** Begin **
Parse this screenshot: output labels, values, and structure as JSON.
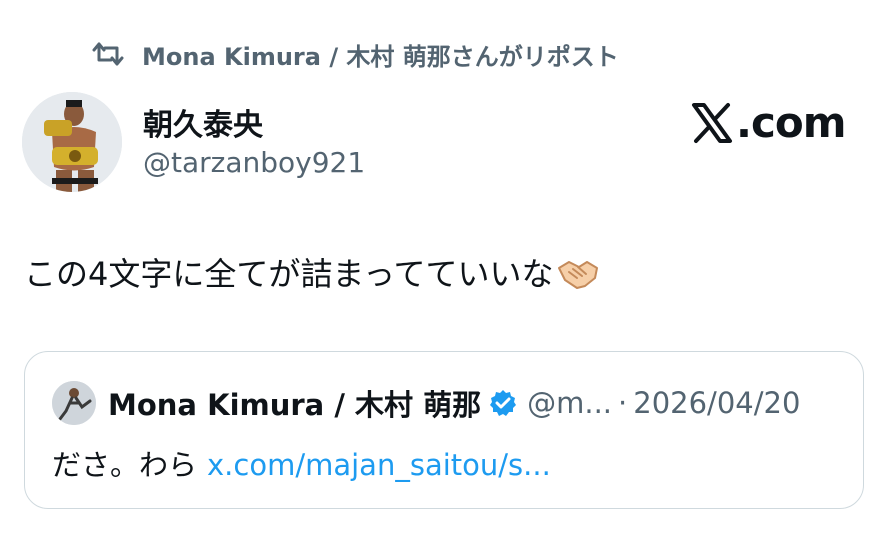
{
  "repost": {
    "icon": "repost-icon",
    "text": "Mona Kimura / 木村 萌那さんがリポスト"
  },
  "author": {
    "name": "朝久泰央",
    "handle": "@tarzanboy921",
    "avatar": "avatar"
  },
  "brand": {
    "label": ".com",
    "icon": "x-logo-icon"
  },
  "tweet": {
    "text": "この4文字に全てが詰まってていいな",
    "emoji": "handshake-icon"
  },
  "quote": {
    "name": "Mona Kimura / 木村 萌那",
    "handle": "@m...",
    "separator": "·",
    "date": "2026/04/20",
    "text": "ださ。わら",
    "link": "x.com/majan_saitou/s...",
    "verified_icon": "verified-badge-icon"
  },
  "colors": {
    "text": "#0f1419",
    "secondary": "#536471",
    "link": "#1d9bf0",
    "border": "#cfd9de"
  }
}
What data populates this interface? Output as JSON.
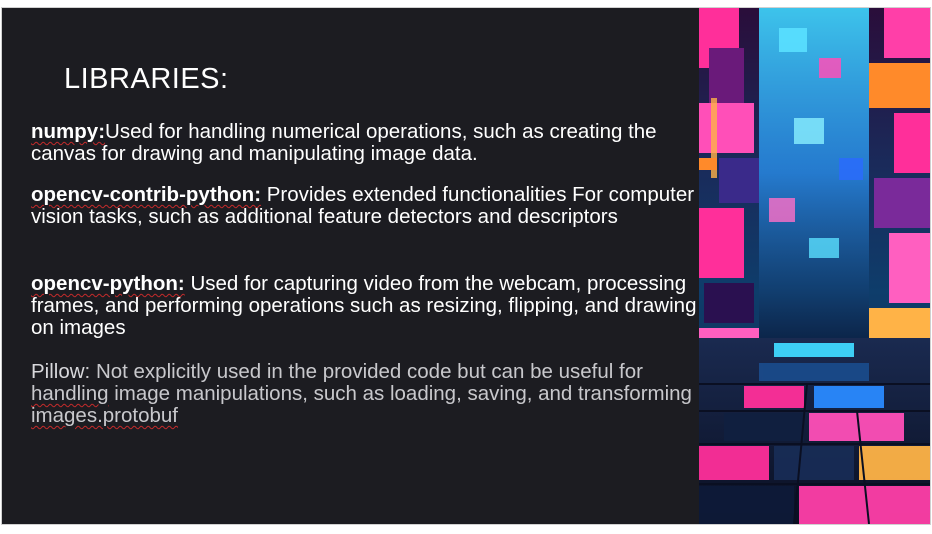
{
  "slide": {
    "title": "LIBRARIES:",
    "libraries": [
      {
        "name": "numpy:",
        "description": "Used for handling numerical operations, such as creating the canvas for drawing and manipulating image data."
      },
      {
        "name": "opencv-contrib-python:",
        "description": " Provides extended functionalities For computer vision tasks, such as additional feature detectors and descriptors"
      },
      {
        "name": "opencv-python:",
        "description": " Used for capturing video from the webcam, processing frames, and performing operations such as resizing, flipping, and drawing on images"
      },
      {
        "name": "Pillow",
        "description_parts": [
          ": Not explicitly used in the provided code but can be useful for ",
          "handling",
          " image manipulations, such as loading, saving, and transforming ",
          "images.protobuf"
        ]
      }
    ]
  },
  "colors": {
    "slide_background": "#1c1c21",
    "text_primary": "#ffffff",
    "text_muted": "#c8c8cc",
    "spellcheck_underline": "#c42b2b",
    "art_magenta": "#ff2f9a",
    "art_cyan": "#3fd8ff",
    "art_orange": "#ff8a2a"
  },
  "decorative_image": {
    "icon": "neon-cube-corridor-image"
  }
}
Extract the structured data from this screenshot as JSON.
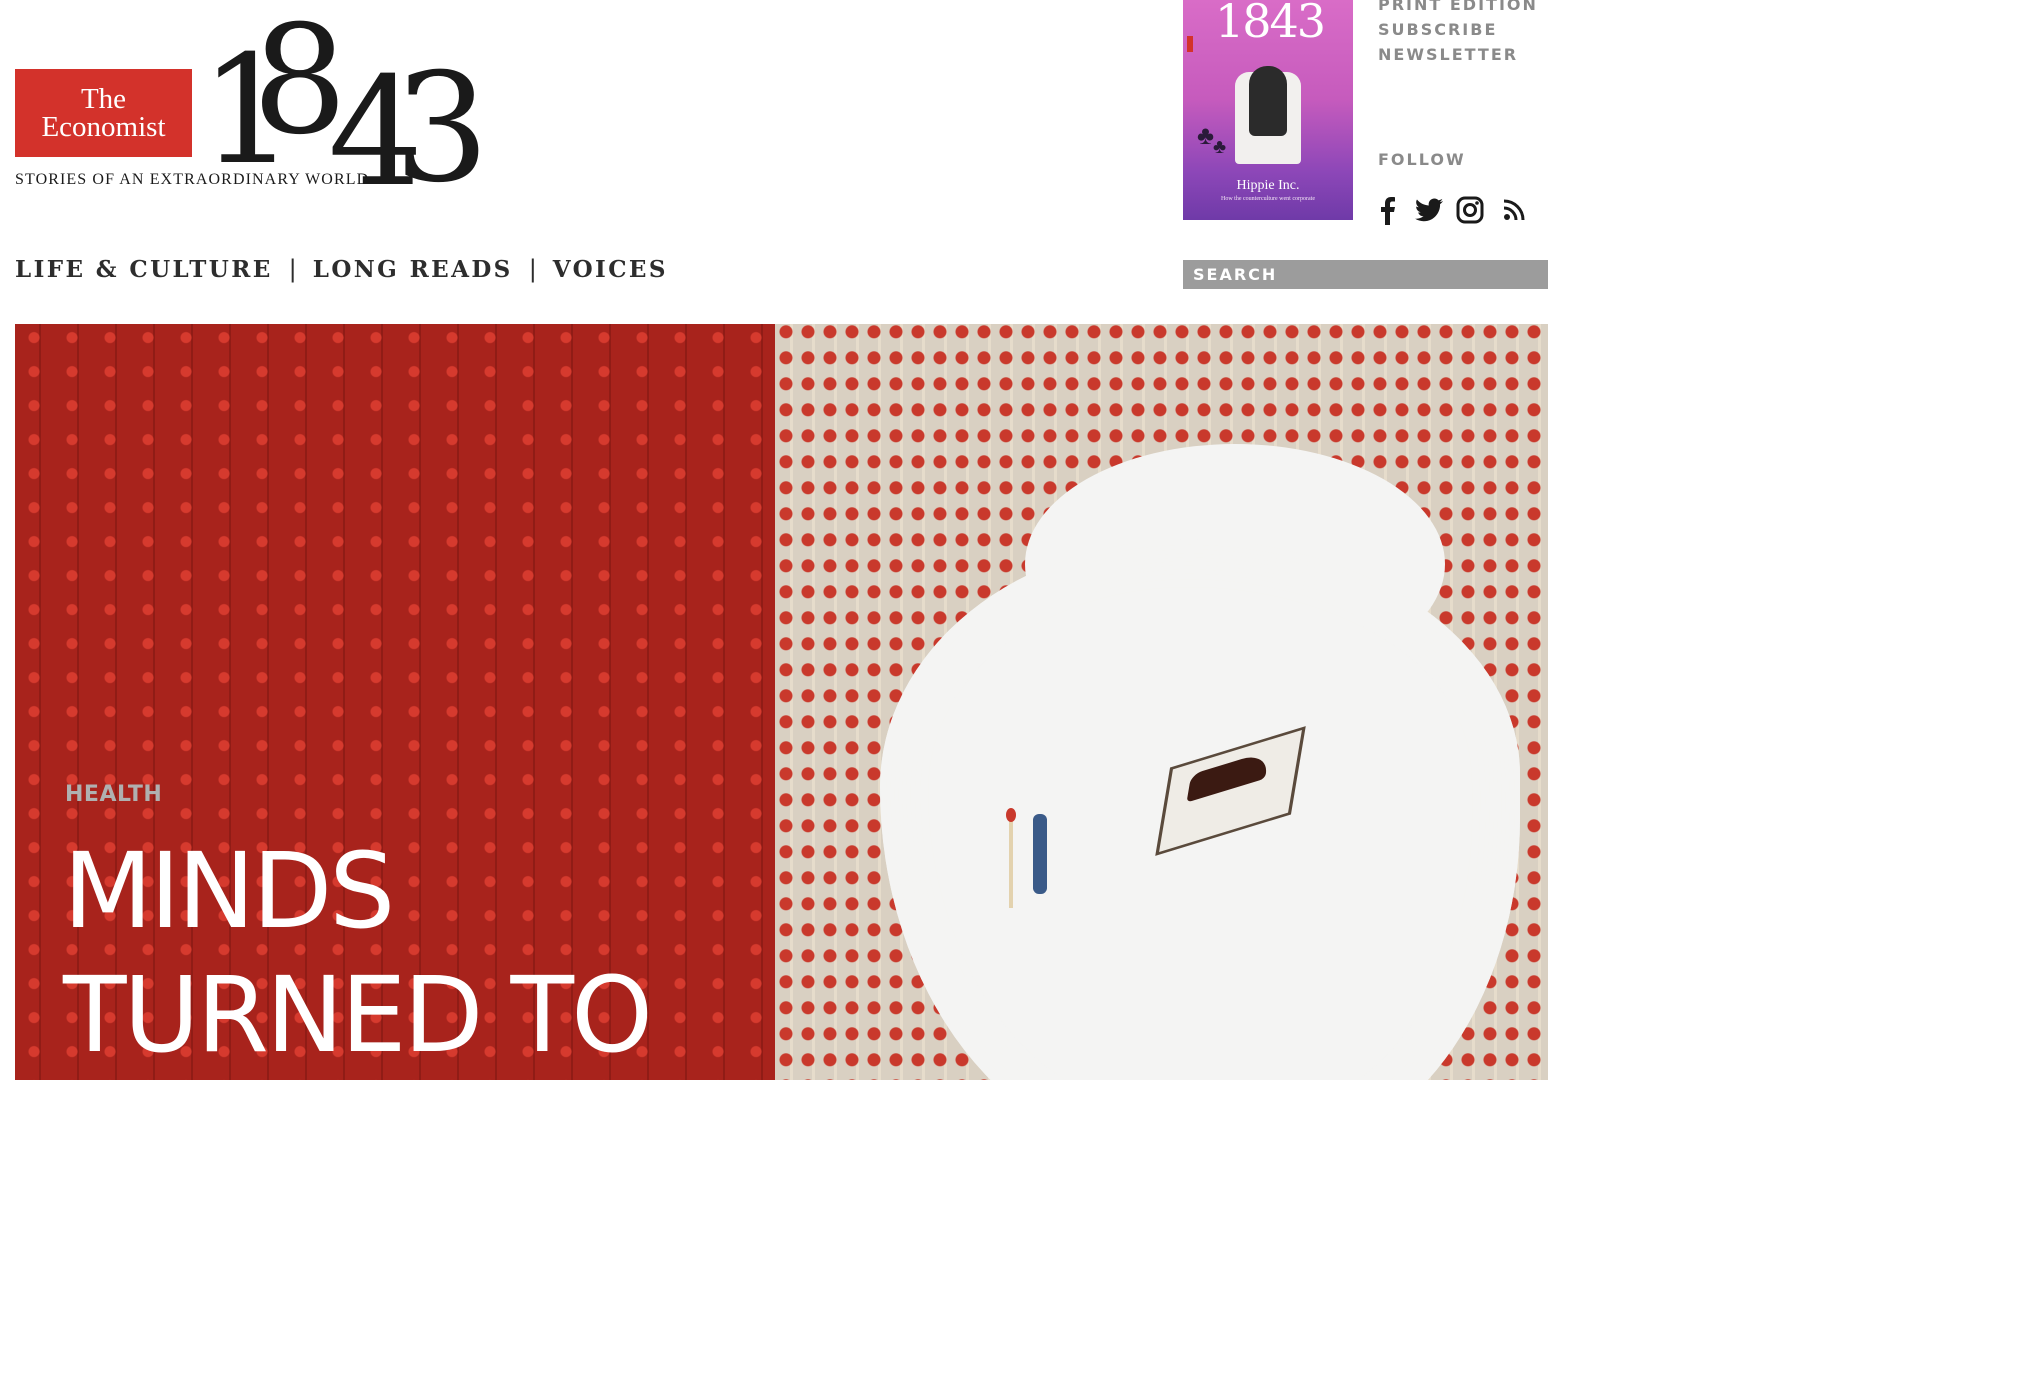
{
  "logo": {
    "brand_line1": "The",
    "brand_line2": "Economist",
    "issue_number": "1843",
    "tagline": "STORIES OF AN EXTRAORDINARY WORLD"
  },
  "cover": {
    "number": "1843",
    "title": "Hippie Inc.",
    "subtitle": "How the counterculture went corporate"
  },
  "side_links": [
    "PRINT EDITION",
    "SUBSCRIBE",
    "NEWSLETTER"
  ],
  "follow": {
    "label": "FOLLOW",
    "icons": [
      "facebook-icon",
      "twitter-icon",
      "instagram-icon",
      "rss-icon"
    ]
  },
  "nav": {
    "items": [
      "LIFE & CULTURE",
      "LONG READS",
      "VOICES"
    ],
    "separator": "|"
  },
  "search": {
    "placeholder": "SEARCH"
  },
  "hero": {
    "category": "HEALTH",
    "headline_line1": "MINDS",
    "headline_line2": "TURNED TO"
  },
  "colors": {
    "economist_red": "#d3322b",
    "hero_red": "#a8231c",
    "link_grey": "#8a8a8a",
    "search_grey": "#9c9c9c"
  }
}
** End **
Problem: From the listing, copy every line where the string "operations" appears.

Exercise result:
        "description": "Used for handling numerical operations, such as creating the canvas for drawing and manipulating image data."
        "description": " Used for capturing video from the webcam, processing frames, and performing operations such as resizing, flipping, and drawing on images"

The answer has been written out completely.